◆ **Exercise brief**
Would you restate all the data that follows, word for word?

------------------------------------

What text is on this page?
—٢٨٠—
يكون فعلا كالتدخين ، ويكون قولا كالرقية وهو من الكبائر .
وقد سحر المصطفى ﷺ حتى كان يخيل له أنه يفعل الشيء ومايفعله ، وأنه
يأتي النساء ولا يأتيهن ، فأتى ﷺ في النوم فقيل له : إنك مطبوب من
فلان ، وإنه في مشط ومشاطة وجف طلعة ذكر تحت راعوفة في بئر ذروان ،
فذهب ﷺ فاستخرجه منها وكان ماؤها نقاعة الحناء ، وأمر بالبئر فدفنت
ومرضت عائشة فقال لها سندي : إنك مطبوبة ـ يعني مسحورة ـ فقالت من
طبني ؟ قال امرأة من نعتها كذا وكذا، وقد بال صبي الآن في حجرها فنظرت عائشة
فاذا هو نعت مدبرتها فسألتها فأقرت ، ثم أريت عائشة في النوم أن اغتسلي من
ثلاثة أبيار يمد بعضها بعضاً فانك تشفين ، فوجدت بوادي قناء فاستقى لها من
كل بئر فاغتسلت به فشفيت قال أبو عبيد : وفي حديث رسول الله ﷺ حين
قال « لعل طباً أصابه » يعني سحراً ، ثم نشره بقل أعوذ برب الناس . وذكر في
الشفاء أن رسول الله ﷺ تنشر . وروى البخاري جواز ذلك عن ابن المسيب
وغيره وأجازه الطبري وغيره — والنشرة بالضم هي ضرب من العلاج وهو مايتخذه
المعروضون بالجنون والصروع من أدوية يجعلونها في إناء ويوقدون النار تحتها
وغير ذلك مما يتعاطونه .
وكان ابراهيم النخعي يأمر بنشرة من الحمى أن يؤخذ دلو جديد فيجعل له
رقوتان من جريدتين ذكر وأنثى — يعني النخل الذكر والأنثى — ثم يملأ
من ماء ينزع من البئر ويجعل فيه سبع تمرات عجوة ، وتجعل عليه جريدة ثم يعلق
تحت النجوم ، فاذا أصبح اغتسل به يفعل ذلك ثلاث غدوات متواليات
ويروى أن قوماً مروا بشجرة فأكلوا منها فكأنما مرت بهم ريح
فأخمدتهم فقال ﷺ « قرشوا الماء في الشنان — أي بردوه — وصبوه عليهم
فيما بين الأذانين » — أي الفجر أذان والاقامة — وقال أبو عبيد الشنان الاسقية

------------------------------------

◆ **Output for this exercise**
What text is on this page?
—٢٨٠—
يكون فعلا كالتدخين ، ويكون قولا كالرقية وهو من الكبائر .
وقد سحر المصطفى ﷺ حتى كان يخيل له أنه يفعل الشيء ومايفعله ، وأنه
يأتي النساء ولا يأتيهن ، فأتى ﷺ في النوم فقيل له : إنك مطبوب من
فلان ، وإنه في مشط ومشاطة وجف طلعة ذكر تحت راعوفة في بئر ذروان ،
فذهب ﷺ فاستخرجه منها وكان ماؤها نقاعة الحناء ، وأمر بالبئر فدفنت
ومرضت عائشة فقال لها سندي : إنك مطبوبة ـ يعني مسحورة ـ فقالت من
طبني ؟ قال امرأة من نعتها كذا وكذا، وقد بال صبي الآن في حجرها فنظرت عائشة
فاذا هو نعت مدبرتها فسألتها فأقرت ، ثم أريت عائشة في النوم أن اغتسلي من
ثلاثة أبيار يمد بعضها بعضاً فانك تشفين ، فوجدت بوادي قناء فاستقى لها من
كل بئر فاغتسلت به فشفيت قال أبو عبيد : وفي حديث رسول الله ﷺ حين
قال « لعل طباً أصابه » يعني سحراً ، ثم نشره بقل أعوذ برب الناس . وذكر في
الشفاء أن رسول الله ﷺ تنشر . وروى البخاري جواز ذلك عن ابن المسيب
وغيره وأجازه الطبري وغيره — والنشرة بالضم هي ضرب من العلاج وهو مايتخذه
المعروضون بالجنون والصروع من أدوية يجعلونها في إناء ويوقدون النار تحتها
وغير ذلك مما يتعاطونه .
وكان ابراهيم النخعي يأمر بنشرة من الحمى أن يؤخذ دلو جديد فيجعل له
رقوتان من جريدتين ذكر وأنثى — يعني النخل الذكر والأنثى — ثم يملأ
من ماء ينزع من البئر ويجعل فيه سبع تمرات عجوة ، وتجعل عليه جريدة ثم يعلق
تحت النجوم ، فاذا أصبح اغتسل به يفعل ذلك ثلاث غدوات متواليات
ويروى أن قوماً مروا بشجرة فأكلوا منها فكأنما مرت بهم ريح
فأخمدتهم فقال ﷺ « قرشوا الماء في الشنان — أي بردوه — وصبوه عليهم
فيما بين الأذانين » — أي الفجر أذان والاقامة — وقال أبو عبيد الشنان الاسقية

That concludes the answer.